What to produce:
Retype the material that follows, keeping every word as it is.

Chart and figure data
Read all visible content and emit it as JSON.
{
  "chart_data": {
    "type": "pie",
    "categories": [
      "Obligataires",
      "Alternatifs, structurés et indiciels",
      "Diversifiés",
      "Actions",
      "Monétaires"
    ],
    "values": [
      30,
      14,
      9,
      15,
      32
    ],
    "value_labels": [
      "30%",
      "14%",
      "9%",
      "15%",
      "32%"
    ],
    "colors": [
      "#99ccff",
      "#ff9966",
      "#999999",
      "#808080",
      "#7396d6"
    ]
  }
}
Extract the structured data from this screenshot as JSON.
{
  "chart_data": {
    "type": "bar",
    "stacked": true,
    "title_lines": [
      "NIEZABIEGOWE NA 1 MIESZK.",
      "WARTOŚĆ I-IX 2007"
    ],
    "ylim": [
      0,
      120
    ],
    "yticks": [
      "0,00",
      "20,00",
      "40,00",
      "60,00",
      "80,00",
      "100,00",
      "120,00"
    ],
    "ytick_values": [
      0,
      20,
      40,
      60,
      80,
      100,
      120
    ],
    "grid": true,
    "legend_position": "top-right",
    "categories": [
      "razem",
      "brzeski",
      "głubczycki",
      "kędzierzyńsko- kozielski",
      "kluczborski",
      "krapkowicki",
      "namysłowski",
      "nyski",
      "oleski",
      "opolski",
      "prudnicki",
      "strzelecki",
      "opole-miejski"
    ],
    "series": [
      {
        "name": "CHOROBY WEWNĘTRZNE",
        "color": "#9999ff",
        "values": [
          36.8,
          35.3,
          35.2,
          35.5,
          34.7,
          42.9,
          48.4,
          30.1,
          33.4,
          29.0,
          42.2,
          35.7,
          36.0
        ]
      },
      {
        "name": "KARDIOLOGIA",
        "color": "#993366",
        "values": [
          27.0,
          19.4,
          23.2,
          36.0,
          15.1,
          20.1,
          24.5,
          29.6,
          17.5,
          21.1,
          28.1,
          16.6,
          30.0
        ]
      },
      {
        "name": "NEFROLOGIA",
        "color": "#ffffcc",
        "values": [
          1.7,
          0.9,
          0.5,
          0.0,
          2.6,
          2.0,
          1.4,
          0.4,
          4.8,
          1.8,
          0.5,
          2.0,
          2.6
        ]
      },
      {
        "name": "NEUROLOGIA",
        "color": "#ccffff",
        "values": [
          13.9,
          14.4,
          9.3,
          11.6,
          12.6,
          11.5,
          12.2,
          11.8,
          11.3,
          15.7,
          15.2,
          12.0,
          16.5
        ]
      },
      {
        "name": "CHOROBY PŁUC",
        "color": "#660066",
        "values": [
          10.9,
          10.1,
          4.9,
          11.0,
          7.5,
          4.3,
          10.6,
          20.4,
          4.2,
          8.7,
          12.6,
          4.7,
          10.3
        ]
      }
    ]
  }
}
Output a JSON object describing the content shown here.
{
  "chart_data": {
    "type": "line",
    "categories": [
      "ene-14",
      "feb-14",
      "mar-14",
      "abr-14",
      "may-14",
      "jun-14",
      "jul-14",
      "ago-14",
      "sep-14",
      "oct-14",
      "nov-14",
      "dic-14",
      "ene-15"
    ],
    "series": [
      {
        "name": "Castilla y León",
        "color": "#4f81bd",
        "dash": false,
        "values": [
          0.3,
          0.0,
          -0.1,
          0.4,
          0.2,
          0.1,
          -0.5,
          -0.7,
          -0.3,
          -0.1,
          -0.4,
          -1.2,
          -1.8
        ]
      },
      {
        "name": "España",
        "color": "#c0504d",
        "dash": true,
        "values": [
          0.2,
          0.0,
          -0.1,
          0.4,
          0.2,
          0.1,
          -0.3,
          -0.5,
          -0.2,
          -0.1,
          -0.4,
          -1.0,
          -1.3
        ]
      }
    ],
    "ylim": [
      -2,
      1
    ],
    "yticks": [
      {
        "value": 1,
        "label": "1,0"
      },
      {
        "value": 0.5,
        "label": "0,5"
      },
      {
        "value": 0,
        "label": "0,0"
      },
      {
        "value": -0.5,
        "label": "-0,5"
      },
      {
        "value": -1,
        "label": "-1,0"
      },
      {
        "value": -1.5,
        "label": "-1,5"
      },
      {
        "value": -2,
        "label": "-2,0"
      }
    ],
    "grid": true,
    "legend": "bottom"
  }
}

Expected answer:
Read all visible content and emit it as JSON.
{
  "chart_data": {
    "type": "pie",
    "categories": [
      "Obligataires",
      "Alternatifs, structurés et indiciels",
      "Diversifiés",
      "Actions",
      "Monétaires"
    ],
    "values": [
      30,
      14,
      9,
      15,
      32
    ],
    "value_labels": [
      "30%",
      "14%",
      "9%",
      "15%",
      "32%"
    ],
    "colors": [
      "#99ccff",
      "#ff9966",
      "#999999",
      "#808080",
      "#7396d6"
    ]
  }
}
Extract the structured data from this screenshot as JSON.
{
  "chart_data": {
    "type": "bar",
    "stacked": true,
    "title_lines": [
      "NIEZABIEGOWE NA 1 MIESZK.",
      "WARTOŚĆ I-IX 2007"
    ],
    "ylim": [
      0,
      120
    ],
    "yticks": [
      "0,00",
      "20,00",
      "40,00",
      "60,00",
      "80,00",
      "100,00",
      "120,00"
    ],
    "ytick_values": [
      0,
      20,
      40,
      60,
      80,
      100,
      120
    ],
    "grid": true,
    "legend_position": "top-right",
    "categories": [
      "razem",
      "brzeski",
      "głubczycki",
      "kędzierzyńsko- kozielski",
      "kluczborski",
      "krapkowicki",
      "namysłowski",
      "nyski",
      "oleski",
      "opolski",
      "prudnicki",
      "strzelecki",
      "opole-miejski"
    ],
    "series": [
      {
        "name": "CHOROBY WEWNĘTRZNE",
        "color": "#9999ff",
        "values": [
          36.8,
          35.3,
          35.2,
          35.5,
          34.7,
          42.9,
          48.4,
          30.1,
          33.4,
          29.0,
          42.2,
          35.7,
          36.0
        ]
      },
      {
        "name": "KARDIOLOGIA",
        "color": "#993366",
        "values": [
          27.0,
          19.4,
          23.2,
          36.0,
          15.1,
          20.1,
          24.5,
          29.6,
          17.5,
          21.1,
          28.1,
          16.6,
          30.0
        ]
      },
      {
        "name": "NEFROLOGIA",
        "color": "#ffffcc",
        "values": [
          1.7,
          0.9,
          0.5,
          0.0,
          2.6,
          2.0,
          1.4,
          0.4,
          4.8,
          1.8,
          0.5,
          2.0,
          2.6
        ]
      },
      {
        "name": "NEUROLOGIA",
        "color": "#ccffff",
        "values": [
          13.9,
          14.4,
          9.3,
          11.6,
          12.6,
          11.5,
          12.2,
          11.8,
          11.3,
          15.7,
          15.2,
          12.0,
          16.5
        ]
      },
      {
        "name": "CHOROBY PŁUC",
        "color": "#660066",
        "values": [
          10.9,
          10.1,
          4.9,
          11.0,
          7.5,
          4.3,
          10.6,
          20.4,
          4.2,
          8.7,
          12.6,
          4.7,
          10.3
        ]
      }
    ]
  }
}
Output a JSON object describing the content shown here.
{
  "chart_data": {
    "type": "line",
    "categories": [
      "ene-14",
      "feb-14",
      "mar-14",
      "abr-14",
      "may-14",
      "jun-14",
      "jul-14",
      "ago-14",
      "sep-14",
      "oct-14",
      "nov-14",
      "dic-14",
      "ene-15"
    ],
    "series": [
      {
        "name": "Castilla y León",
        "color": "#4f81bd",
        "dash": false,
        "values": [
          0.3,
          0.0,
          -0.1,
          0.4,
          0.2,
          0.1,
          -0.5,
          -0.7,
          -0.3,
          -0.1,
          -0.4,
          -1.2,
          -1.8
        ]
      },
      {
        "name": "España",
        "color": "#c0504d",
        "dash": true,
        "values": [
          0.2,
          0.0,
          -0.1,
          0.4,
          0.2,
          0.1,
          -0.3,
          -0.5,
          -0.2,
          -0.1,
          -0.4,
          -1.0,
          -1.3
        ]
      }
    ],
    "ylim": [
      -2,
      1
    ],
    "yticks": [
      {
        "value": 1,
        "label": "1,0"
      },
      {
        "value": 0.5,
        "label": "0,5"
      },
      {
        "value": 0,
        "label": "0,0"
      },
      {
        "value": -0.5,
        "label": "-0,5"
      },
      {
        "value": -1,
        "label": "-1,0"
      },
      {
        "value": -1.5,
        "label": "-1,5"
      },
      {
        "value": -2,
        "label": "-2,0"
      }
    ],
    "grid": true,
    "legend": "bottom"
  }
}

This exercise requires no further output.